TASK OBJECTIVE: Omit images. Retype all entries verbatim.

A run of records
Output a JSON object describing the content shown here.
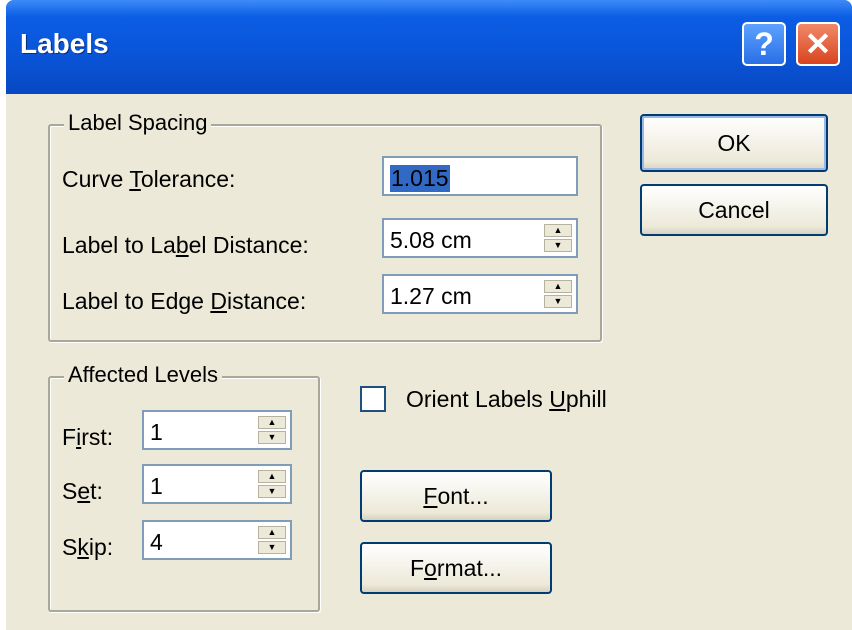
{
  "window": {
    "title": "Labels"
  },
  "titlebar_buttons": {
    "help": "?",
    "close": "✕"
  },
  "label_spacing": {
    "legend": "Label Spacing",
    "curve_tolerance": {
      "label_a": "Curve ",
      "label_u": "T",
      "label_b": "olerance:",
      "value": "1.015"
    },
    "label_distance": {
      "label_a": "Label to La",
      "label_u": "b",
      "label_b": "el Distance:",
      "value": "5.08 cm"
    },
    "edge_distance": {
      "label_a": "Label to Edge ",
      "label_u": "D",
      "label_b": "istance:",
      "value": "1.27 cm"
    }
  },
  "affected_levels": {
    "legend": "Affected Levels",
    "first": {
      "label_a": "F",
      "label_u": "i",
      "label_b": "rst:",
      "value": "1"
    },
    "set": {
      "label_a": "S",
      "label_u": "e",
      "label_b": "t:",
      "value": "1"
    },
    "skip": {
      "label_a": "S",
      "label_u": "k",
      "label_b": "ip:",
      "value": "4"
    }
  },
  "orient_uphill": {
    "label_a": "Orient Labels ",
    "label_u": "U",
    "label_b": "phill",
    "checked": false
  },
  "buttons": {
    "ok": "OK",
    "cancel": "Cancel",
    "font": {
      "a": "",
      "u": "F",
      "b": "ont..."
    },
    "format": {
      "a": "F",
      "u": "o",
      "b": "rmat..."
    }
  }
}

SOLUTION TO THE EXERCISE:
Output a JSON object describing the content shown here.
{
  "window": {
    "title": "Labels"
  },
  "titlebar_buttons": {
    "help": "?",
    "close": "✕"
  },
  "label_spacing": {
    "legend": "Label Spacing",
    "curve_tolerance": {
      "label_a": "Curve ",
      "label_u": "T",
      "label_b": "olerance:",
      "value": "1.015"
    },
    "label_distance": {
      "label_a": "Label to La",
      "label_u": "b",
      "label_b": "el Distance:",
      "value": "5.08 cm"
    },
    "edge_distance": {
      "label_a": "Label to Edge ",
      "label_u": "D",
      "label_b": "istance:",
      "value": "1.27 cm"
    }
  },
  "affected_levels": {
    "legend": "Affected Levels",
    "first": {
      "label_a": "F",
      "label_u": "i",
      "label_b": "rst:",
      "value": "1"
    },
    "set": {
      "label_a": "S",
      "label_u": "e",
      "label_b": "t:",
      "value": "1"
    },
    "skip": {
      "label_a": "S",
      "label_u": "k",
      "label_b": "ip:",
      "value": "4"
    }
  },
  "orient_uphill": {
    "label_a": "Orient Labels ",
    "label_u": "U",
    "label_b": "phill",
    "checked": false
  },
  "buttons": {
    "ok": "OK",
    "cancel": "Cancel",
    "font": {
      "a": "",
      "u": "F",
      "b": "ont..."
    },
    "format": {
      "a": "F",
      "u": "o",
      "b": "rmat..."
    }
  }
}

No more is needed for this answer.